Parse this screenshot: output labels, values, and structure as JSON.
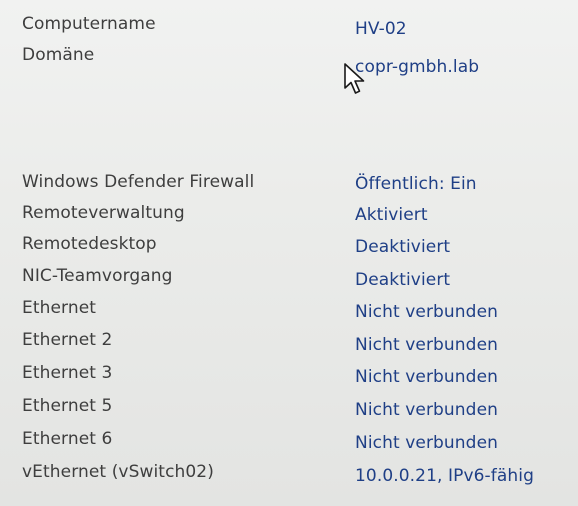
{
  "properties": [
    {
      "label": "Computername",
      "value": "HV-02"
    },
    {
      "label": "Domäne",
      "value": "copr-gmbh.lab"
    },
    {
      "label": "Windows Defender Firewall",
      "value": "Öffentlich: Ein"
    },
    {
      "label": "Remoteverwaltung",
      "value": "Aktiviert"
    },
    {
      "label": "Remotedesktop",
      "value": "Deaktiviert"
    },
    {
      "label": "NIC-Teamvorgang",
      "value": "Deaktiviert"
    },
    {
      "label": "Ethernet",
      "value": "Nicht verbunden"
    },
    {
      "label": "Ethernet 2",
      "value": "Nicht verbunden"
    },
    {
      "label": "Ethernet 3",
      "value": "Nicht verbunden"
    },
    {
      "label": "Ethernet 5",
      "value": "Nicht verbunden"
    },
    {
      "label": "Ethernet 6",
      "value": "Nicht verbunden"
    },
    {
      "label": "vEthernet (vSwitch02)",
      "value": "10.0.0.21, IPv6-fähig"
    }
  ],
  "colors": {
    "label": "#3e3e3e",
    "link": "#1f3f86",
    "background": "#ececeb"
  },
  "icons": {
    "pointer": "mouse-pointer-icon"
  }
}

^^^^^^^^

**Task objective**: Reproduce the material in its entirety and word for word, without the pictures.

**Problem solution**:
Parse this screenshot: output labels, values, and structure as JSON.
{
  "properties": [
    {
      "label": "Computername",
      "value": "HV-02"
    },
    {
      "label": "Domäne",
      "value": "copr-gmbh.lab"
    },
    {
      "label": "Windows Defender Firewall",
      "value": "Öffentlich: Ein"
    },
    {
      "label": "Remoteverwaltung",
      "value": "Aktiviert"
    },
    {
      "label": "Remotedesktop",
      "value": "Deaktiviert"
    },
    {
      "label": "NIC-Teamvorgang",
      "value": "Deaktiviert"
    },
    {
      "label": "Ethernet",
      "value": "Nicht verbunden"
    },
    {
      "label": "Ethernet 2",
      "value": "Nicht verbunden"
    },
    {
      "label": "Ethernet 3",
      "value": "Nicht verbunden"
    },
    {
      "label": "Ethernet 5",
      "value": "Nicht verbunden"
    },
    {
      "label": "Ethernet 6",
      "value": "Nicht verbunden"
    },
    {
      "label": "vEthernet (vSwitch02)",
      "value": "10.0.0.21, IPv6-fähig"
    }
  ],
  "colors": {
    "label": "#3e3e3e",
    "link": "#1f3f86",
    "background": "#ececeb"
  },
  "icons": {
    "pointer": "mouse-pointer-icon"
  }
}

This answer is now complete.